═══ Data listing

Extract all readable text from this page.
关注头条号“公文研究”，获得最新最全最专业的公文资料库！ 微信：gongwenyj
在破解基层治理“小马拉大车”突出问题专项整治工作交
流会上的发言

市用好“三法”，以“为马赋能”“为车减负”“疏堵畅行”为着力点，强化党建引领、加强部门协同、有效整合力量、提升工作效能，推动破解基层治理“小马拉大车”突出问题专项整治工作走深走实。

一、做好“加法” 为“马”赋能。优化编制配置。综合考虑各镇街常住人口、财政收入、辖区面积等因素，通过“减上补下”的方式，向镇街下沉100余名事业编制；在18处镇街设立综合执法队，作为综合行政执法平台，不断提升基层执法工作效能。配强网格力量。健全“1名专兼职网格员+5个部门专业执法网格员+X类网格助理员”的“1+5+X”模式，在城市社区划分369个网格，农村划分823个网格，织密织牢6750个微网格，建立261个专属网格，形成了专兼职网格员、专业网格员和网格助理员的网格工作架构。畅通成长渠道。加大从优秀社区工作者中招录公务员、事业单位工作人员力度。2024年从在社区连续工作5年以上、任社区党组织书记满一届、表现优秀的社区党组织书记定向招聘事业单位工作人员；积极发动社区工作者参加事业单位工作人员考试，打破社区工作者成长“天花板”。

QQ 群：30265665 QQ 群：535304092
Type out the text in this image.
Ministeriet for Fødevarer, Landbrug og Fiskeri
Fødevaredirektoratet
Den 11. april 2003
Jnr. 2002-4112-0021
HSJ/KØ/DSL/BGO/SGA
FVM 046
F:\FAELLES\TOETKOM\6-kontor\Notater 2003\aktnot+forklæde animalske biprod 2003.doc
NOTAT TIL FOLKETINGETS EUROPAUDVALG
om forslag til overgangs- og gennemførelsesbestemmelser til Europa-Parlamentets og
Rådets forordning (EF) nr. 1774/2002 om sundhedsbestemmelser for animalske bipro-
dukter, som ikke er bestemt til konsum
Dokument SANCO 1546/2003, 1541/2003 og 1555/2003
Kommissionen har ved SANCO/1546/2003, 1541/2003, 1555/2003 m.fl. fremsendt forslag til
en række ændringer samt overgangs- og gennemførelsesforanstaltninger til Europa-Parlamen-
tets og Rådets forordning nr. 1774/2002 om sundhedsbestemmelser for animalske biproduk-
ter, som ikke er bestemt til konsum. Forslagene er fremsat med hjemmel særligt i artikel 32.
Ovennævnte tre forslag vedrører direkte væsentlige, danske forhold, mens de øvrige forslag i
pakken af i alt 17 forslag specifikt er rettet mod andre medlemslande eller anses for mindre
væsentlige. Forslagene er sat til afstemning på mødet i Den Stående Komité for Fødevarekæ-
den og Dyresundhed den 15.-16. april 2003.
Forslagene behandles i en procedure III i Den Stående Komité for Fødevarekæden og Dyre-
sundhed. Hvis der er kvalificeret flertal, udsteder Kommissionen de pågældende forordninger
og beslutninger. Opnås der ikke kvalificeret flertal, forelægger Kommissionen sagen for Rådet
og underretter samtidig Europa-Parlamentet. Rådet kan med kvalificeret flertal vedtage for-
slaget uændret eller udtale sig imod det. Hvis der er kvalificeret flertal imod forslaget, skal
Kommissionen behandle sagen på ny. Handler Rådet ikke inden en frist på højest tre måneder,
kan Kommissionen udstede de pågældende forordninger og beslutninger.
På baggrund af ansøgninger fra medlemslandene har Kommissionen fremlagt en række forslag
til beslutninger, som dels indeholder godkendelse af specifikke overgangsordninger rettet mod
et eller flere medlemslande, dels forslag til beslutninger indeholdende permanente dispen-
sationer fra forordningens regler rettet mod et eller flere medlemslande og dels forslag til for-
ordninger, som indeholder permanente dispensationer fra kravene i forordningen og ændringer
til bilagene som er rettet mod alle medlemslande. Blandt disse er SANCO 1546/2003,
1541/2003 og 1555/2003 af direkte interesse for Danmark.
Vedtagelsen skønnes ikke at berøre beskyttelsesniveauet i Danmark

══════

• Stated problem: Extract each line holding the word "Stående" from the records.

• Complete output:
væsentlige. Forslagene er sat til afstemning på mødet i Den Stående Komité for Fødevarekæ-
Forslagene behandles i en procedure III i Den Stående Komité for Fødevarekæden og Dyre-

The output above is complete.